What to produce:
Find the line that contains "What's the underlying". Output it and every line after it to the end of the records, exactly as they appear.

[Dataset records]
|---|
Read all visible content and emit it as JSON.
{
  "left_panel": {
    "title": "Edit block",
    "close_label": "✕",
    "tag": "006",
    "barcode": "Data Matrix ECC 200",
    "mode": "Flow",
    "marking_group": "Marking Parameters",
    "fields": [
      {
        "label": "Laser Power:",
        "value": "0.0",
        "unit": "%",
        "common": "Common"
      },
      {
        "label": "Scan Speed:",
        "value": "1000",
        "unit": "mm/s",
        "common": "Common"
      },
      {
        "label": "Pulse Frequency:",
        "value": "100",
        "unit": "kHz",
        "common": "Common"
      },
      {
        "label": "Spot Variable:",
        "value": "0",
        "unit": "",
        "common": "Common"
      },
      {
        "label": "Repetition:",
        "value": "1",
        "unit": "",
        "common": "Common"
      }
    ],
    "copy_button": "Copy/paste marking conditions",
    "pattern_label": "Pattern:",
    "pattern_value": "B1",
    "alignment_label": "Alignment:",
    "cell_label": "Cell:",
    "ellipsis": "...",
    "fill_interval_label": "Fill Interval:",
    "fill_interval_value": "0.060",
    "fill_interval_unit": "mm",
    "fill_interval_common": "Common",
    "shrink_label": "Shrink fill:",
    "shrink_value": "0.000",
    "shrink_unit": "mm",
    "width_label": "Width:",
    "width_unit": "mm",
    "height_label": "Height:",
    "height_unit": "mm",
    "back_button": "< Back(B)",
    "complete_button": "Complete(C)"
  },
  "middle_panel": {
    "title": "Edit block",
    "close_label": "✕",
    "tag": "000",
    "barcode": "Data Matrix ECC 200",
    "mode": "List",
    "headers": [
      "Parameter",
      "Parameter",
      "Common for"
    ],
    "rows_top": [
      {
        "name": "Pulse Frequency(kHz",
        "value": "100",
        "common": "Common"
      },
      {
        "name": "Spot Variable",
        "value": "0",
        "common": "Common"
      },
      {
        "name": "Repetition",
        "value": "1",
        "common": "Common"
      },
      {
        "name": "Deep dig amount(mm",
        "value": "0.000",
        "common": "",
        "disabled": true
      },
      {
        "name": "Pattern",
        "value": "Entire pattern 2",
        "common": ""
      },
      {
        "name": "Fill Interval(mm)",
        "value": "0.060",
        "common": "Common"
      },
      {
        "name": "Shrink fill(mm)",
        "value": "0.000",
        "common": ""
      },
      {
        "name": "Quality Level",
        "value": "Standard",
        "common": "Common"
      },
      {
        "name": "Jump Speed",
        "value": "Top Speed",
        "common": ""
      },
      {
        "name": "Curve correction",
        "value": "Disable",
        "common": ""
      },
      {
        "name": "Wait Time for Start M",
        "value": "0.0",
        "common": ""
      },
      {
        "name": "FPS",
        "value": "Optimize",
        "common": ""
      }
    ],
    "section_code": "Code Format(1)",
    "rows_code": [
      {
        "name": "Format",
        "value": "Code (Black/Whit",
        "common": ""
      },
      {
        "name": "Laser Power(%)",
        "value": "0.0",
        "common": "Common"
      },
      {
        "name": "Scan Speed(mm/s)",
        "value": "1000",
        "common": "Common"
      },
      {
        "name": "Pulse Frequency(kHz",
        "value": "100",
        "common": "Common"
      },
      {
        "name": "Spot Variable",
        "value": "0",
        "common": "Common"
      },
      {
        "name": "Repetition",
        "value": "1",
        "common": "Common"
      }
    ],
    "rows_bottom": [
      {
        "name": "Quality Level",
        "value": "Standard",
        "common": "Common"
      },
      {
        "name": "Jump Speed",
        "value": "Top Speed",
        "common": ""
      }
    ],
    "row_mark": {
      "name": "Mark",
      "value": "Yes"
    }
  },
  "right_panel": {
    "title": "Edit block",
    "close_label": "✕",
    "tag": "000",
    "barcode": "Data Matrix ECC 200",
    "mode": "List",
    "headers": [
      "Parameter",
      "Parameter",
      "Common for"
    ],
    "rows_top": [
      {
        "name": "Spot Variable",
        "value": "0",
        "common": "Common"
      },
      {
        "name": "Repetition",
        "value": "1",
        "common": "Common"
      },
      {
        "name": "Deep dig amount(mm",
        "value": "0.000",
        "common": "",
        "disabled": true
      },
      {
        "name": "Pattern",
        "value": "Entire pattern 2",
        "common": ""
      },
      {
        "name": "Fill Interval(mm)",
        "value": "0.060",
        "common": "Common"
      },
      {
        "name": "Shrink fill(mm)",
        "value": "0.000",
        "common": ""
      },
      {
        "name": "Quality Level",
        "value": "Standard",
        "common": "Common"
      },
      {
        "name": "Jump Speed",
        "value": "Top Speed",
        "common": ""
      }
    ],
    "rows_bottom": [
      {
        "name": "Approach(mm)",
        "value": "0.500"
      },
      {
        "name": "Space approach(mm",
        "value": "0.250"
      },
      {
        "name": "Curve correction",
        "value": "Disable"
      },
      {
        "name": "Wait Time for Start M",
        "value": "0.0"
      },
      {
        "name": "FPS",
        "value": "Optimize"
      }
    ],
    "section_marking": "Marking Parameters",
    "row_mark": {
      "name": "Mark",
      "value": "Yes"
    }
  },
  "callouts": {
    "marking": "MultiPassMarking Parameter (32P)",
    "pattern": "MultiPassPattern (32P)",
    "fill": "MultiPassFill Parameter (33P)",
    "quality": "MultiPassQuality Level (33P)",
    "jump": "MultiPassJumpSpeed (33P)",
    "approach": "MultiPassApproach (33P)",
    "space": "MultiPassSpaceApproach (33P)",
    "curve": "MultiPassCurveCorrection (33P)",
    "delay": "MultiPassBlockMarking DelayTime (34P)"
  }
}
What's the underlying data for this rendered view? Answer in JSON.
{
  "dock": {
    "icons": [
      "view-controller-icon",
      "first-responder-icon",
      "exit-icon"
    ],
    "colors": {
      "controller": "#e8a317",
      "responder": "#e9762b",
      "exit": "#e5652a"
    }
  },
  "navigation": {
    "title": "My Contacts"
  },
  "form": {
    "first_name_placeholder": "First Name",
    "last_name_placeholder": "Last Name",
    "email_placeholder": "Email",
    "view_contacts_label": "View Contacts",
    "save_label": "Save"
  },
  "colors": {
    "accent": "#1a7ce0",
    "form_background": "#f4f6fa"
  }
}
|---|
Solution for this problem:
What's the underlying data for this rendered view? Answer in JSON.
{
  "dock": {
    "icons": [
      "view-controller-icon",
      "first-responder-icon",
      "exit-icon"
    ],
    "colors": {
      "controller": "#e8a317",
      "responder": "#e9762b",
      "exit": "#e5652a"
    }
  },
  "navigation": {
    "title": "My Contacts"
  },
  "form": {
    "first_name_placeholder": "First Name",
    "last_name_placeholder": "Last Name",
    "email_placeholder": "Email",
    "view_contacts_label": "View Contacts",
    "save_label": "Save"
  },
  "colors": {
    "accent": "#1a7ce0",
    "form_background": "#f4f6fa"
  }
}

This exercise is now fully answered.